-- Begin --
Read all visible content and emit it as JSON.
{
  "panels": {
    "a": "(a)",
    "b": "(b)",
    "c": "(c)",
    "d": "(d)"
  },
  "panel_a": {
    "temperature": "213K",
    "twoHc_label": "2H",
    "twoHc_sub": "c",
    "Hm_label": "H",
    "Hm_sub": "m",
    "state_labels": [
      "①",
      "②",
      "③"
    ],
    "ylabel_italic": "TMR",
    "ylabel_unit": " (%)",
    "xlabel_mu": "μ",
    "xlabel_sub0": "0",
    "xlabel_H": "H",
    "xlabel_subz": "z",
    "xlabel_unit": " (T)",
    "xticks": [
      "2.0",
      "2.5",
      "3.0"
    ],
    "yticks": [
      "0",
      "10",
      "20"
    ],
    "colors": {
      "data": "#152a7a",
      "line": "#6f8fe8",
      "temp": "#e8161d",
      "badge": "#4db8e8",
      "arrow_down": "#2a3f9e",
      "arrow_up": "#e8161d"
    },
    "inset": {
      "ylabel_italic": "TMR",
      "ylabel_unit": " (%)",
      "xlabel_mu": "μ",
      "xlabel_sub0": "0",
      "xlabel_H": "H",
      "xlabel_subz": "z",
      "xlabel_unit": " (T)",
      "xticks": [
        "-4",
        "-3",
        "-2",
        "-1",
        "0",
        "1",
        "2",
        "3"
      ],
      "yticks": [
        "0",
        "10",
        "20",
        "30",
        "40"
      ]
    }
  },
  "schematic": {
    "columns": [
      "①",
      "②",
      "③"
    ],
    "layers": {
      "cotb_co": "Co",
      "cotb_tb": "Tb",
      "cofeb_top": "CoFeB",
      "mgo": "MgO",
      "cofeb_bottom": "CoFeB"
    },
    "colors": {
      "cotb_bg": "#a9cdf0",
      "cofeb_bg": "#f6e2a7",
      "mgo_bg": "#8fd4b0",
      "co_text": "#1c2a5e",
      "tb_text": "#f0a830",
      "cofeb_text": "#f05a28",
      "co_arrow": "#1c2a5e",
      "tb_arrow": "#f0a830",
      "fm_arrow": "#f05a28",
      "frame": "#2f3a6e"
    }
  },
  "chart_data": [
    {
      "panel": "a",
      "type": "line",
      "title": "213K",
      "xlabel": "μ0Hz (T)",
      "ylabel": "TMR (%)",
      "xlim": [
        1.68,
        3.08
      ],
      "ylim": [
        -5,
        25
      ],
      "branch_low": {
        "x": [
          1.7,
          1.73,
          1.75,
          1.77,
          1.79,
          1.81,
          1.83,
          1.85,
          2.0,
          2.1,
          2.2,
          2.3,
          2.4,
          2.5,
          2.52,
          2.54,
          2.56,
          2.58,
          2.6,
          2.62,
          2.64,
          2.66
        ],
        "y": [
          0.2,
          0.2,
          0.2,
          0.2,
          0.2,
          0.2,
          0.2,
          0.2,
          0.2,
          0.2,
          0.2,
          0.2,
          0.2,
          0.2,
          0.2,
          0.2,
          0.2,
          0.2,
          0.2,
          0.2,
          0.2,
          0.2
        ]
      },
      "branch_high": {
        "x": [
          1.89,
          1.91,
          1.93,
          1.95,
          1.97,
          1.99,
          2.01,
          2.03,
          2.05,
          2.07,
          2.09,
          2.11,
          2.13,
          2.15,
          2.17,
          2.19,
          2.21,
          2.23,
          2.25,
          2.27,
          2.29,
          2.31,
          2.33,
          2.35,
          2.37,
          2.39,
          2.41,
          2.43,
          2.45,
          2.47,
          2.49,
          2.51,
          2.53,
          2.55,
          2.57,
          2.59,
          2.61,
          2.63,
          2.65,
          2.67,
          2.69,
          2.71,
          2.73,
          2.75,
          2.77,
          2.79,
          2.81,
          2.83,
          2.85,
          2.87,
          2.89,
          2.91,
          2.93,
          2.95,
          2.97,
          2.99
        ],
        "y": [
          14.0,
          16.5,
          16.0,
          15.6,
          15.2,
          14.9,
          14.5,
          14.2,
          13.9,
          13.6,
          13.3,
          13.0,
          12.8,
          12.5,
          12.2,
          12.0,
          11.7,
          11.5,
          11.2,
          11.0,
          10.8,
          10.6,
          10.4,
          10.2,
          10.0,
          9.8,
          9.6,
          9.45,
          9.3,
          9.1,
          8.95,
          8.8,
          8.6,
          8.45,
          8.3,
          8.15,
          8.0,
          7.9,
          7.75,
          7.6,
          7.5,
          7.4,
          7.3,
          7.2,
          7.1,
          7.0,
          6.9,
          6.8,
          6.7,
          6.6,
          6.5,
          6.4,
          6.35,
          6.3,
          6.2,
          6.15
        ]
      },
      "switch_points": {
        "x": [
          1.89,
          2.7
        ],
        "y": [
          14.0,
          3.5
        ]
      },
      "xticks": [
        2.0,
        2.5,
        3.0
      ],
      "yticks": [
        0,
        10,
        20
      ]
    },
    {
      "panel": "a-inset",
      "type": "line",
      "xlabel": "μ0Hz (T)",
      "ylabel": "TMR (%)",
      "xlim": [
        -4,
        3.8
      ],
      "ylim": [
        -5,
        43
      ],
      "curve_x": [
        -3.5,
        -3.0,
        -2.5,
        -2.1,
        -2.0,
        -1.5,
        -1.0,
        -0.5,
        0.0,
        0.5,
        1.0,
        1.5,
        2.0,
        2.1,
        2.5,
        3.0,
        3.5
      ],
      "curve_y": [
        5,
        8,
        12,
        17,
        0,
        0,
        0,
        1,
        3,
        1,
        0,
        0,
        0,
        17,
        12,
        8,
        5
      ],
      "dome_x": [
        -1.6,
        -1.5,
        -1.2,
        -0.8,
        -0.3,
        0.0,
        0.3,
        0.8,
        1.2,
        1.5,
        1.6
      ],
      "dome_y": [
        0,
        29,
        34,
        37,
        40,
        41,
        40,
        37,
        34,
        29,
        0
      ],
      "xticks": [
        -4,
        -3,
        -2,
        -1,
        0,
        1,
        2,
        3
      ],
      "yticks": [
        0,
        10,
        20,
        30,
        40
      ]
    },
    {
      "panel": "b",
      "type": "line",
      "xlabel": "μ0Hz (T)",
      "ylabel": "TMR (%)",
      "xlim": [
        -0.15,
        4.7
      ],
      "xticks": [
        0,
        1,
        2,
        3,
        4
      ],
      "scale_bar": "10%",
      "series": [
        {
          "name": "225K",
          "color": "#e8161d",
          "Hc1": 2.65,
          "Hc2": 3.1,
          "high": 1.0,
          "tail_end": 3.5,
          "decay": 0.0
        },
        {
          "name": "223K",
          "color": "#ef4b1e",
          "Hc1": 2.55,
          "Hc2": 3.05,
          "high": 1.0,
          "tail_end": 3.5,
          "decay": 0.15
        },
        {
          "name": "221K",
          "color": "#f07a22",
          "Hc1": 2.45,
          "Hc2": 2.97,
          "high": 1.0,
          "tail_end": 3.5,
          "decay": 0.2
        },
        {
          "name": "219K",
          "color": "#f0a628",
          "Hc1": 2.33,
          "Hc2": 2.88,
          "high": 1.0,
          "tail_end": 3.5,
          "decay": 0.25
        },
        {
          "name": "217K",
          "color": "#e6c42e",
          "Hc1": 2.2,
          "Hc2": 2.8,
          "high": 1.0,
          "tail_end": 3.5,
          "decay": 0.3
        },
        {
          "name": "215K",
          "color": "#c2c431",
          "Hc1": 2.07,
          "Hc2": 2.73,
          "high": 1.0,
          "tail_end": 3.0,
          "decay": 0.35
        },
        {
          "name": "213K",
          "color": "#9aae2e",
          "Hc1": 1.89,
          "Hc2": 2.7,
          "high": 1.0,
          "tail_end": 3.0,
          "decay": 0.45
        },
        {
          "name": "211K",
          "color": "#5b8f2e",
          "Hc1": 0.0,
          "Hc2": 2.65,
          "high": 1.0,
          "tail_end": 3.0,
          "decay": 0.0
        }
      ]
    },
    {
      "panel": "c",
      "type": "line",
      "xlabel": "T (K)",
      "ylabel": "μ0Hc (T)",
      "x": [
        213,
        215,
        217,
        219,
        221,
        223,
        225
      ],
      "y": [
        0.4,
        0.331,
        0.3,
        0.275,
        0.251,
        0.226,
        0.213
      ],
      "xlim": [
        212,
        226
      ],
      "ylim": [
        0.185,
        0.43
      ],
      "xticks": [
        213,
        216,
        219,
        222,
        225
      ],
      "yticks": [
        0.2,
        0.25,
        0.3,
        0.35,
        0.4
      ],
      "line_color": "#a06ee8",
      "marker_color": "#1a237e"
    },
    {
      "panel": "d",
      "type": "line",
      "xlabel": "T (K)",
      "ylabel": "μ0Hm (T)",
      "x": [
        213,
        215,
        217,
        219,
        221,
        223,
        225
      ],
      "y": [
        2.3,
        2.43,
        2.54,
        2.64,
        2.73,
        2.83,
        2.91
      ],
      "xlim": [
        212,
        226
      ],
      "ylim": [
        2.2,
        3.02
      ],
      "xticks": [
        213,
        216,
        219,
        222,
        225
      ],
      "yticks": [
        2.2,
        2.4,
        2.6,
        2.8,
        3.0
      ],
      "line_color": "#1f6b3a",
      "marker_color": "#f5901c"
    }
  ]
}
-- End --
Stated task | Each line above that holds the string "decay" should be copied and shown.

Solution |
          "decay": 0.0
          "decay": 0.15
          "decay": 0.2
          "decay": 0.25
          "decay": 0.3
          "decay": 0.35
          "decay": 0.45
          "decay": 0.0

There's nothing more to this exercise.